[Data extracted from a collection]

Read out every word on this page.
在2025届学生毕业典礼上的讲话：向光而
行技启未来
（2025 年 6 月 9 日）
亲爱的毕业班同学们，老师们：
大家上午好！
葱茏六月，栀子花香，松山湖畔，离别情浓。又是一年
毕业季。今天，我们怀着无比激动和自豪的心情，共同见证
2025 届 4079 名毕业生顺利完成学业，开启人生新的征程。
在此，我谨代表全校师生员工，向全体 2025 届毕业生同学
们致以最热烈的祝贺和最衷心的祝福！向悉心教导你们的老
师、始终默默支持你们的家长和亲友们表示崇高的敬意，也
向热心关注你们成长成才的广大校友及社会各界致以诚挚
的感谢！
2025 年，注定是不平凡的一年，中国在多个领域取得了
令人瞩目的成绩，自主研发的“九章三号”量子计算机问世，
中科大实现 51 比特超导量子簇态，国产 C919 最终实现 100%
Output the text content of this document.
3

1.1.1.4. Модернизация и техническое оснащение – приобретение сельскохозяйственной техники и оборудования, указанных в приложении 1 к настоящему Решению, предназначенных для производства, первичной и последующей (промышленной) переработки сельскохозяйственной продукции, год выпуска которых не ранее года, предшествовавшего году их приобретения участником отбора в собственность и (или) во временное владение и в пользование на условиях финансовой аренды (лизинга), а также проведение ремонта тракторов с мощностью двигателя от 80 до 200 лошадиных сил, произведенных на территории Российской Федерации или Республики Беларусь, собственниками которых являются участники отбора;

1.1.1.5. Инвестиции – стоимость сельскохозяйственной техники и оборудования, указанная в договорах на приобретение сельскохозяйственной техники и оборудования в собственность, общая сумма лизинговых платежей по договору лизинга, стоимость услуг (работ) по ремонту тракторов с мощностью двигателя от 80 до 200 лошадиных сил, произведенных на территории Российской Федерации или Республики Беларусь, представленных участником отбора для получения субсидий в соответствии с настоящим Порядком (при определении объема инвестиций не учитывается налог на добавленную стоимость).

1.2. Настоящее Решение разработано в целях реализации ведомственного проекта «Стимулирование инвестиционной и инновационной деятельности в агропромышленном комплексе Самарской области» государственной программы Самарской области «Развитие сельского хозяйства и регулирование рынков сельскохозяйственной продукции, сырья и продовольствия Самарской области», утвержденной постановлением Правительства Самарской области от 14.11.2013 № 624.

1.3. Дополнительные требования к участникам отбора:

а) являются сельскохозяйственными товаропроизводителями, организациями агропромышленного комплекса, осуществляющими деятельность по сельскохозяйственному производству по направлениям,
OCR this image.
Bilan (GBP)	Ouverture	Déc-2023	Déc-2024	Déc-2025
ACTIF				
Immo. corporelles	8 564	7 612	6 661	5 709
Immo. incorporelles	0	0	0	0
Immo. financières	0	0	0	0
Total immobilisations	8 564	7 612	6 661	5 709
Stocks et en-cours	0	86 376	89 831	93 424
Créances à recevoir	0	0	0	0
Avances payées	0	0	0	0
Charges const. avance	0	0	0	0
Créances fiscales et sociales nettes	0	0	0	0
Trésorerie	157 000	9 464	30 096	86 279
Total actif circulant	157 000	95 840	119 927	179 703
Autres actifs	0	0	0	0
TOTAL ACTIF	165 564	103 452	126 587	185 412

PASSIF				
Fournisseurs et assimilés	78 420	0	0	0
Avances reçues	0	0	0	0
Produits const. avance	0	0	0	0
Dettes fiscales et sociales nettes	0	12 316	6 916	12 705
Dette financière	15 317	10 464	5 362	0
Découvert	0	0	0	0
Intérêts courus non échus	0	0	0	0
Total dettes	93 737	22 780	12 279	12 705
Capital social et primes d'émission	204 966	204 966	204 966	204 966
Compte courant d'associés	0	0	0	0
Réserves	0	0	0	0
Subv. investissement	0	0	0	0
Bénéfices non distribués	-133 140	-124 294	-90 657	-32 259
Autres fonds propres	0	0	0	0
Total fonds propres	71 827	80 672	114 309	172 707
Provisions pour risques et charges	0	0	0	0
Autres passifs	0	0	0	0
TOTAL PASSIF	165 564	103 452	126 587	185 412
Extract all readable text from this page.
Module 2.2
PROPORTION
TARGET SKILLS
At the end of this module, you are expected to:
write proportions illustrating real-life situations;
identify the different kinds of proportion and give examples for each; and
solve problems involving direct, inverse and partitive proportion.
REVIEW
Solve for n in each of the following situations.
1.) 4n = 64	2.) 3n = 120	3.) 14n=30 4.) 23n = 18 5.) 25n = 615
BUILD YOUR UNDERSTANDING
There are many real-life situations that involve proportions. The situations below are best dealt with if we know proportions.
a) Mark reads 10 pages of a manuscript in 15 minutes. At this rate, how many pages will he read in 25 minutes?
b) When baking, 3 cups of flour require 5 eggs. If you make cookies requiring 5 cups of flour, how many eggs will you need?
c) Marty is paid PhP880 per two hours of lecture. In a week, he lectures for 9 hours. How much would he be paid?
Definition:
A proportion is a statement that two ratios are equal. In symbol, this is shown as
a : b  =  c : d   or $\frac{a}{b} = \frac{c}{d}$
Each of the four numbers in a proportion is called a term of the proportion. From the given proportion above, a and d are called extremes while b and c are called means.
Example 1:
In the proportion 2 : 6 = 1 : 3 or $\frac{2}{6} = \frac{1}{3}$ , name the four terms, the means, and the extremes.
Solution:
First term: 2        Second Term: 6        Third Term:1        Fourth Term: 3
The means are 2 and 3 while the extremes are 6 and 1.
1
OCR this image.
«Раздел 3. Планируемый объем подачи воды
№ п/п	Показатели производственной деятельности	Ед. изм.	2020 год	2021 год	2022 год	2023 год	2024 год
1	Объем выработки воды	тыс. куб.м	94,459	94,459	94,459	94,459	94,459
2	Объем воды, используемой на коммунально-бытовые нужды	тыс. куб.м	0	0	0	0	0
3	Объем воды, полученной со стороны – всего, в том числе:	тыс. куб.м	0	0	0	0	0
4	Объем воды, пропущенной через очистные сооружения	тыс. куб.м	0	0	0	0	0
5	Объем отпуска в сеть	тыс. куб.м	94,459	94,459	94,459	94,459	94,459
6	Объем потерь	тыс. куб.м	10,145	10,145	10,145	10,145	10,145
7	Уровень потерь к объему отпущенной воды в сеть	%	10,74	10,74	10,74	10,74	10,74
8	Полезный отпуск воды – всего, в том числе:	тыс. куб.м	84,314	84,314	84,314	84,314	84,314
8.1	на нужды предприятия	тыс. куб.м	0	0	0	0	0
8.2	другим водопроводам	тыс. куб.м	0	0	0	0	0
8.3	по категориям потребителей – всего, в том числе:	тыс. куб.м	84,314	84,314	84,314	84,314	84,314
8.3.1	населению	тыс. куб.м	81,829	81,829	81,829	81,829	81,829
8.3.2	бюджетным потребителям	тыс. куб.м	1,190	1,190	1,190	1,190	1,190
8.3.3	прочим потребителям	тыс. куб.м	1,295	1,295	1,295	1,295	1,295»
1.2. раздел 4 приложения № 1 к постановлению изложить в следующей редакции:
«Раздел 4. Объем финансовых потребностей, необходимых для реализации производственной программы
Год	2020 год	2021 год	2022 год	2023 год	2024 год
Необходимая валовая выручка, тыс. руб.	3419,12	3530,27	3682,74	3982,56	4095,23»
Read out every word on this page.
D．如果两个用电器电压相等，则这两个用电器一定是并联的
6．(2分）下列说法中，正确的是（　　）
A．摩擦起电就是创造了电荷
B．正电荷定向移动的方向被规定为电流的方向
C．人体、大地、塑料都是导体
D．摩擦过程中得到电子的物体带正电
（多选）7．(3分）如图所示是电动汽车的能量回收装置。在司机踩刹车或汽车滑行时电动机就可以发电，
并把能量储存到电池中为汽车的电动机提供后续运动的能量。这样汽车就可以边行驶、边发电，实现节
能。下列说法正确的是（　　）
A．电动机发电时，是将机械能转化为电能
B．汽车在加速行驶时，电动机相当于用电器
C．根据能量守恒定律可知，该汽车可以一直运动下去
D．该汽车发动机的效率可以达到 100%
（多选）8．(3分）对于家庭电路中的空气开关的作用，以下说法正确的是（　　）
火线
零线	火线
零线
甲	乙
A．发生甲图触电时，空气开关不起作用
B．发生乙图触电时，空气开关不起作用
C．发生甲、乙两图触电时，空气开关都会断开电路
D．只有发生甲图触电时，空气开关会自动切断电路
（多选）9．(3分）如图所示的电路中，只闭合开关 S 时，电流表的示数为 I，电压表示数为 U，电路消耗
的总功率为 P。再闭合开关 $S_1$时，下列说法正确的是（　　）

→ **What to produce**
Select the lines that carry the string "means" and copy them.

→ **Exercise answer**
Each of the four numbers in a proportion is called a term of the proportion. From the given proportion above, a and d are called extremes while b and c are called means.
In the proportion 2 : 6 = 1 : 3 or $\frac{2}{6} = \frac{1}{3}$ , name the four terms, the means, and the extremes.
The means are 2 and 3 while the extremes are 6 and 1.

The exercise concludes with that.